>> START GIVEN RECORDS

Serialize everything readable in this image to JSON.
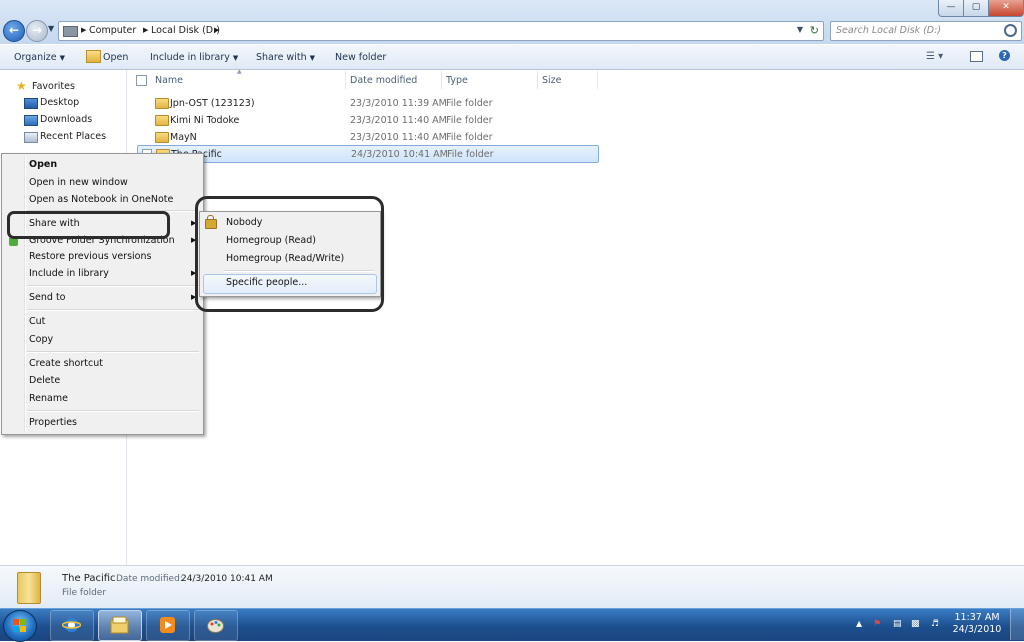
{
  "address": {
    "crumbs": [
      "Computer",
      "Local Disk (D:)"
    ],
    "search_placeholder": "Search Local Disk (D:)"
  },
  "toolbar": {
    "organize": "Organize",
    "open": "Open",
    "include_in_library": "Include in library",
    "share_with": "Share with",
    "new_folder": "New folder"
  },
  "navpane": {
    "favorites": "Favorites",
    "items": [
      "Desktop",
      "Downloads",
      "Recent Places"
    ]
  },
  "columns": {
    "name": "Name",
    "date_modified": "Date modified",
    "type": "Type",
    "size": "Size"
  },
  "files": [
    {
      "name": "Jpn-OST (123123)",
      "date": "23/3/2010 11:39 AM",
      "type": "File folder"
    },
    {
      "name": "Kimi Ni Todoke",
      "date": "23/3/2010 11:40 AM",
      "type": "File folder"
    },
    {
      "name": "MayN",
      "date": "23/3/2010 11:40 AM",
      "type": "File folder"
    },
    {
      "name": "The Pacific",
      "date": "24/3/2010 10:41 AM",
      "type": "File folder",
      "selected": true
    }
  ],
  "context_menu": {
    "open": "Open",
    "open_new_window": "Open in new window",
    "open_onenote": "Open as Notebook in OneNote",
    "share_with": "Share with",
    "groove": "Groove Folder Synchronization",
    "restore": "Restore previous versions",
    "include_library": "Include in library",
    "send_to": "Send to",
    "cut": "Cut",
    "copy": "Copy",
    "create_shortcut": "Create shortcut",
    "delete": "Delete",
    "rename": "Rename",
    "properties": "Properties"
  },
  "share_submenu": {
    "nobody": "Nobody",
    "homegroup_read": "Homegroup (Read)",
    "homegroup_readwrite": "Homegroup (Read/Write)",
    "specific_people": "Specific people..."
  },
  "details": {
    "name": "The Pacific",
    "date_label": "Date modified:",
    "date_value": "24/3/2010 10:41 AM",
    "type": "File folder"
  },
  "taskbar": {
    "time": "11:37 AM",
    "date": "24/3/2010",
    "pinned": [
      "internet-explorer",
      "windows-explorer",
      "media-player",
      "paint"
    ]
  },
  "colors": {
    "accent": "#1d5fb8",
    "selection": "#cfe4fb",
    "annotation": "#2c2c2c"
  }
}
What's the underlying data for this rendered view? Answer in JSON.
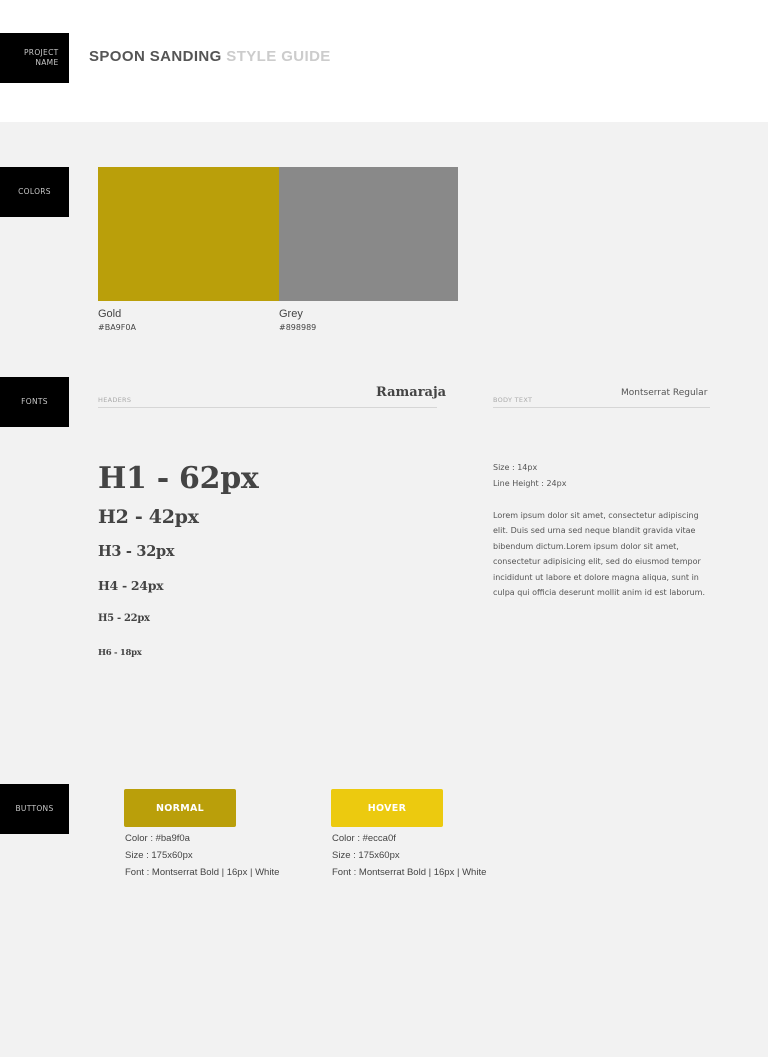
{
  "header": {
    "project_tag": "PROJECT NAME",
    "title_main": "SPOON SANDING",
    "title_sub": "STYLE GUIDE"
  },
  "sections": {
    "colors": "COLORS",
    "fonts": "FONTS",
    "buttons": "BUTTONS"
  },
  "colors": [
    {
      "name": "Gold",
      "hex": "#BA9F0A",
      "swatch": "#BA9F0A"
    },
    {
      "name": "Grey",
      "hex": "#898989",
      "swatch": "#898989"
    }
  ],
  "fonts": {
    "headers_label": "HEADERS",
    "headers_font": "Ramaraja",
    "body_label": "BODY TEXT",
    "body_font": "Montserrat Regular",
    "headings": [
      "H1 - 62px",
      "H2 - 42px",
      "H3 - 32px",
      "H4 - 24px",
      "H5 - 22px",
      "H6 - 18px"
    ],
    "body_size": "Size : 14px",
    "body_line_height": "Line Height : 24px",
    "body_sample": "Lorem ipsum dolor sit amet, consectetur adipiscing elit. Duis sed urna sed neque blandit gravida vitae bibendum dictum.Lorem ipsum dolor sit amet, consectetur adipisicing elit, sed do eiusmod tempor incididunt ut labore et dolore magna aliqua, sunt in culpa qui officia deserunt mollit anim id est laborum."
  },
  "buttons": [
    {
      "label": "NORMAL",
      "bg": "#ba9f0a",
      "color_spec": "Color : #ba9f0a",
      "size_spec": "Size : 175x60px",
      "font_spec": "Font : Montserrat Bold | 16px | White"
    },
    {
      "label": "HOVER",
      "bg": "#ecca0f",
      "color_spec": "Color : #ecca0f",
      "size_spec": "Size : 175x60px",
      "font_spec": "Font : Montserrat Bold | 16px | White"
    }
  ]
}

>> END GIVEN RECORDS

SET PROBLEM
Select and copy every line of the material that holds the string "this".

FINISHED TASK
Serialize everything readable in this image to JSON.
What's the underlying data for this rendered view? Answer in JSON.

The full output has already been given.